What the exercise asks:
Write out every entry precisely as given, leaving the pictures out.

Saved entries
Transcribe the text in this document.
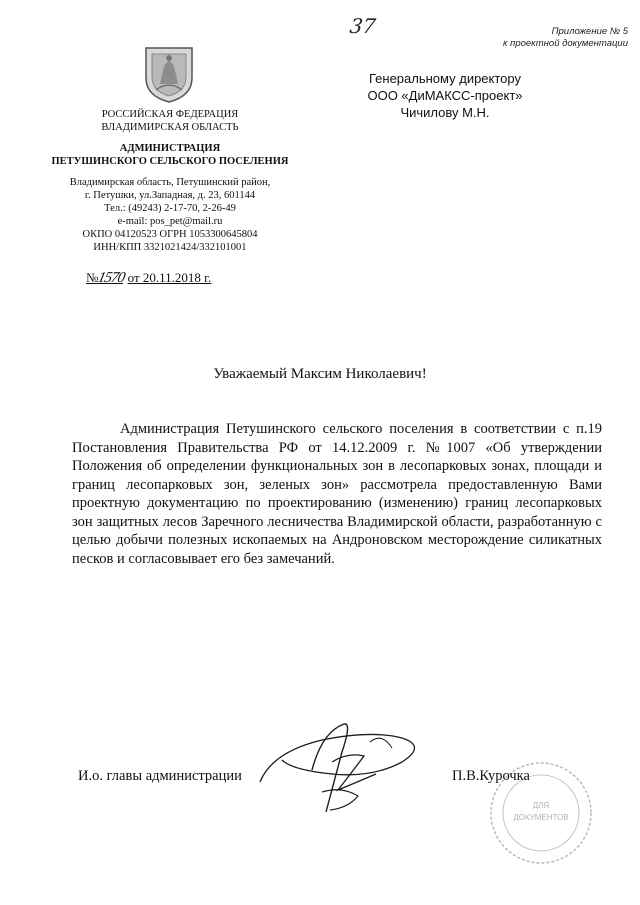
37	Приложение № 5
к проектной документации
Генеральному директору
ООО «ДиМАКСС-проект»
Чичилову М.Н.
РОССИЙСКАЯ ФЕДЕРАЦИЯ
ВЛАДИМИРСКАЯ ОБЛАСТЬ
АДМИНИСТРАЦИЯ
ПЕТУШИНСКОГО СЕЛЬСКОГО ПОСЕЛЕНИЯ
Владимирская область, Петушинский район,
г. Петушки, ул.Западная, д. 23, 601144
Тел.: (49243) 2-17-70, 2-26-49
e-mail: pos_pet@mail.ru
ОКПО 04120523 ОГРН 1053300645804
ИНН/КПП 3321021424/332101001
№1570 от 20.11.2018 г.
Уважаемый Максим Николаевич!
Администрация Петушинского сельского поселения в соответствии с п.19 Постановления Правительства РФ от 14.12.2009 г. №1007 «Об утверждении Положения об определении функциональных зон в лесопарковых зонах, площади и границ лесопарковых зон, зеленых зон» рассмотрела предоставленную Вами проектную документацию по проектированию (изменению) границ лесопарковых зон защитных лесов Заречного лесничества Владимирской области, разработанную с целью добычи полезных ископаемых на Андроновском месторождение силикатных песков и согласовывает его без замечаний.
И.о. главы администрации	П.В.Курочка
ДЛЯ
ДОКУМЕНТОВ
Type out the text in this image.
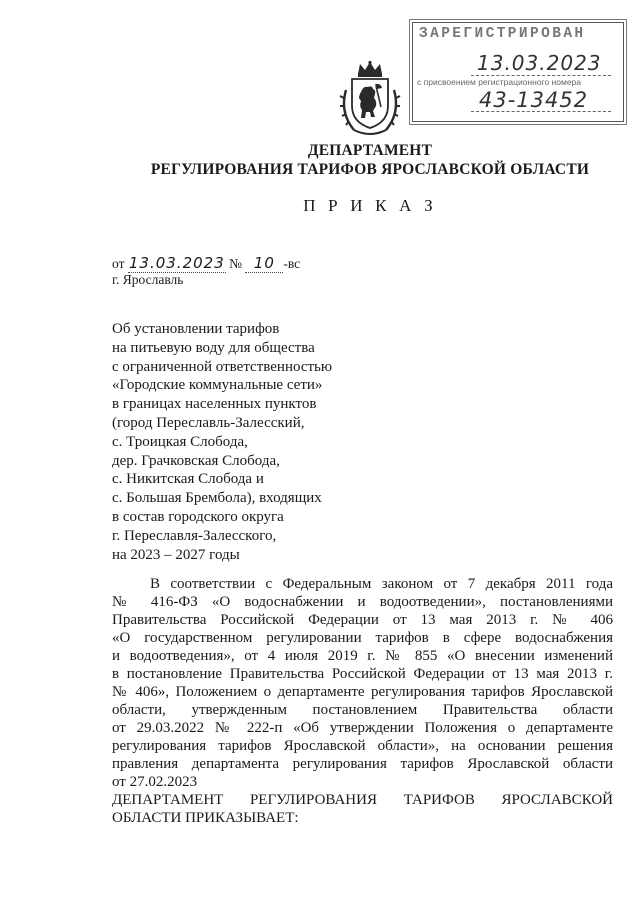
ЗАРЕГИСТРИРОВАН
13.03.2023
с присвоением регистрационного номера
43-13452
ДЕПАРТАМЕНТ
РЕГУЛИРОВАНИЯ ТАРИФОВ ЯРОСЛАВСКОЙ ОБЛАСТИ
П Р И К А З
от 13.03.2023 № 10 -вс
г. Ярославль
Об установлении тарифов
на питьевую воду для общества
с ограниченной ответственностью
«Городские коммунальные сети»
в границах населенных пунктов
(город Переславль-Залесский,
с. Троицкая Слобода,
дер. Грачковская Слобода,
с. Никитская Слобода и
с. Большая Брембола), входящих
в состав городского округа
г. Переславля-Залесского,
на 2023 – 2027 годы
В соответствии с Федеральным законом от 7 декабря 2011 года
№ 416-ФЗ «О водоснабжении и водоотведении», постановлениями
Правительства Российской Федерации от 13 мая 2013 г. № 406
«О государственном регулировании тарифов в сфере водоснабжения
и водоотведения», от 4 июля 2019 г. № 855 «О внесении изменений
в постановление Правительства Российской Федерации от 13 мая 2013 г.
№ 406», Положением о департаменте регулирования тарифов Ярославской
области, утвержденным постановлением Правительства области
от 29.03.2022 № 222-п «Об утверждении Положения о департаменте
регулирования тарифов Ярославской области», на основании решения
правления департамента регулирования тарифов Ярославской области
от 27.02.2023
ДЕПАРТАМЕНТ РЕГУЛИРОВАНИЯ ТАРИФОВ ЯРОСЛАВСКОЙ
ОБЛАСТИ ПРИКАЗЫВАЕТ:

Written solution:
Transcribe the text in this document.
37	Приложение № 5
к проектной документации
Генеральному директору
ООО «ДиМАКСС-проект»
Чичилову М.Н.
РОССИЙСКАЯ ФЕДЕРАЦИЯ
ВЛАДИМИРСКАЯ ОБЛАСТЬ
АДМИНИСТРАЦИЯ
ПЕТУШИНСКОГО СЕЛЬСКОГО ПОСЕЛЕНИЯ
Владимирская область, Петушинский район,
г. Петушки, ул.Западная, д. 23, 601144
Тел.: (49243) 2-17-70, 2-26-49
e-mail: pos_pet@mail.ru
ОКПО 04120523 ОГРН 1053300645804
ИНН/КПП 3321021424/332101001
№1570 от 20.11.2018 г.
Уважаемый Максим Николаевич!
Администрация Петушинского сельского поселения в соответствии с п.19 Постановления Правительства РФ от 14.12.2009 г. №1007 «Об утверждении Положения об определении функциональных зон в лесопарковых зонах, площади и границ лесопарковых зон, зеленых зон» рассмотрела предоставленную Вами проектную документацию по проектированию (изменению) границ лесопарковых зон защитных лесов Заречного лесничества Владимирской области, разработанную с целью добычи полезных ископаемых на Андроновском месторождение силикатных песков и согласовывает его без замечаний.
И.о. главы администрации	П.В.Курочка
ДЛЯ
ДОКУМЕНТОВ
Type out the text in this image.
ЗАРЕГИСТРИРОВАН
13.03.2023
с присвоением регистрационного номера
43-13452
ДЕПАРТАМЕНТ
РЕГУЛИРОВАНИЯ ТАРИФОВ ЯРОСЛАВСКОЙ ОБЛАСТИ
П Р И К А З
от 13.03.2023 № 10 -вс
г. Ярославль
Об установлении тарифов
на питьевую воду для общества
с ограниченной ответственностью
«Городские коммунальные сети»
в границах населенных пунктов
(город Переславль-Залесский,
с. Троицкая Слобода,
дер. Грачковская Слобода,
с. Никитская Слобода и
с. Большая Брембола), входящих
в состав городского округа
г. Переславля-Залесского,
на 2023 – 2027 годы
В соответствии с Федеральным законом от 7 декабря 2011 года
№ 416-ФЗ «О водоснабжении и водоотведении», постановлениями
Правительства Российской Федерации от 13 мая 2013 г. № 406
«О государственном регулировании тарифов в сфере водоснабжения
и водоотведения», от 4 июля 2019 г. № 855 «О внесении изменений
в постановление Правительства Российской Федерации от 13 мая 2013 г.
№ 406», Положением о департаменте регулирования тарифов Ярославской
области, утвержденным постановлением Правительства области
от 29.03.2022 № 222-п «Об утверждении Положения о департаменте
регулирования тарифов Ярославской области», на основании решения
правления департамента регулирования тарифов Ярославской области
от 27.02.2023
ДЕПАРТАМЕНТ РЕГУЛИРОВАНИЯ ТАРИФОВ ЯРОСЛАВСКОЙ
ОБЛАСТИ ПРИКАЗЫВАЕТ:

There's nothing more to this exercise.